(PROBLEM DESCRIPTION) Repeat the data verbatim.

(DATA SHOWN)
------------------------

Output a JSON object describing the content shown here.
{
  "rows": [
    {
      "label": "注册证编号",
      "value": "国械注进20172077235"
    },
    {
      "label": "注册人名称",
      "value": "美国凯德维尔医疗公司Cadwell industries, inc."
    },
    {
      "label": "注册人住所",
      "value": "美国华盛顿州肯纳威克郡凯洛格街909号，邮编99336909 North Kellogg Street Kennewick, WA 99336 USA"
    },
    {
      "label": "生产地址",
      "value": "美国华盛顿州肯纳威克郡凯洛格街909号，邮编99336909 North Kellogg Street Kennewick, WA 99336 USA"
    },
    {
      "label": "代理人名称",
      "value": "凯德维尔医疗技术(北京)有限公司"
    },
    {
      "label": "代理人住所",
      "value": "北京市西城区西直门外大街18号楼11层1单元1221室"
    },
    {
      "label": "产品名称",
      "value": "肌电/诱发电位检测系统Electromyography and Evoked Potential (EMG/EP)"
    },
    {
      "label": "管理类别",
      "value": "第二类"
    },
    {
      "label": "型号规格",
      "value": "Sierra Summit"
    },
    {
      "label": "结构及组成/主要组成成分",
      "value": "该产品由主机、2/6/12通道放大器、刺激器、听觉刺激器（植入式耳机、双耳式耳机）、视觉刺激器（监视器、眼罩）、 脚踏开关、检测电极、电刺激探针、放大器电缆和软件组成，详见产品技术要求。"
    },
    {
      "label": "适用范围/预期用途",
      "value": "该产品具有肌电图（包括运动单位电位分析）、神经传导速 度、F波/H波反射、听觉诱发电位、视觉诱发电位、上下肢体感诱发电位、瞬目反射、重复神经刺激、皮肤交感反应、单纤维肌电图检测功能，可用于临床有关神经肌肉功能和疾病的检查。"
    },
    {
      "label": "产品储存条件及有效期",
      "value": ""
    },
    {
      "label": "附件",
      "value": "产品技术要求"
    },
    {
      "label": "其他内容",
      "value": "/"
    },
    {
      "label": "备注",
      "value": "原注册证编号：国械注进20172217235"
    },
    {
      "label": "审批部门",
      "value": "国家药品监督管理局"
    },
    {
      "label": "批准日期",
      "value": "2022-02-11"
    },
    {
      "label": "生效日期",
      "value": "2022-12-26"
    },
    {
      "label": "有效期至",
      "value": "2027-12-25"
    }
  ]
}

------------------------

(TASK RESPONSE)
Output a JSON object describing the content shown here.
{
  "rows": [
    {
      "label": "注册证编号",
      "value": "国械注进20172077235"
    },
    {
      "label": "注册人名称",
      "value": "美国凯德维尔医疗公司Cadwell industries, inc."
    },
    {
      "label": "注册人住所",
      "value": "美国华盛顿州肯纳威克郡凯洛格街909号，邮编99336909 North Kellogg Street Kennewick, WA 99336 USA"
    },
    {
      "label": "生产地址",
      "value": "美国华盛顿州肯纳威克郡凯洛格街909号，邮编99336909 North Kellogg Street Kennewick, WA 99336 USA"
    },
    {
      "label": "代理人名称",
      "value": "凯德维尔医疗技术(北京)有限公司"
    },
    {
      "label": "代理人住所",
      "value": "北京市西城区西直门外大街18号楼11层1单元1221室"
    },
    {
      "label": "产品名称",
      "value": "肌电/诱发电位检测系统Electromyography and Evoked Potential (EMG/EP)"
    },
    {
      "label": "管理类别",
      "value": "第二类"
    },
    {
      "label": "型号规格",
      "value": "Sierra Summit"
    },
    {
      "label": "结构及组成/主要组成成分",
      "value": "该产品由主机、2/6/12通道放大器、刺激器、听觉刺激器（植入式耳机、双耳式耳机）、视觉刺激器（监视器、眼罩）、 脚踏开关、检测电极、电刺激探针、放大器电缆和软件组成，详见产品技术要求。"
    },
    {
      "label": "适用范围/预期用途",
      "value": "该产品具有肌电图（包括运动单位电位分析）、神经传导速 度、F波/H波反射、听觉诱发电位、视觉诱发电位、上下肢体感诱发电位、瞬目反射、重复神经刺激、皮肤交感反应、单纤维肌电图检测功能，可用于临床有关神经肌肉功能和疾病的检查。"
    },
    {
      "label": "产品储存条件及有效期",
      "value": ""
    },
    {
      "label": "附件",
      "value": "产品技术要求"
    },
    {
      "label": "其他内容",
      "value": "/"
    },
    {
      "label": "备注",
      "value": "原注册证编号：国械注进20172217235"
    },
    {
      "label": "审批部门",
      "value": "国家药品监督管理局"
    },
    {
      "label": "批准日期",
      "value": "2022-02-11"
    },
    {
      "label": "生效日期",
      "value": "2022-12-26"
    },
    {
      "label": "有效期至",
      "value": "2027-12-25"
    }
  ]
}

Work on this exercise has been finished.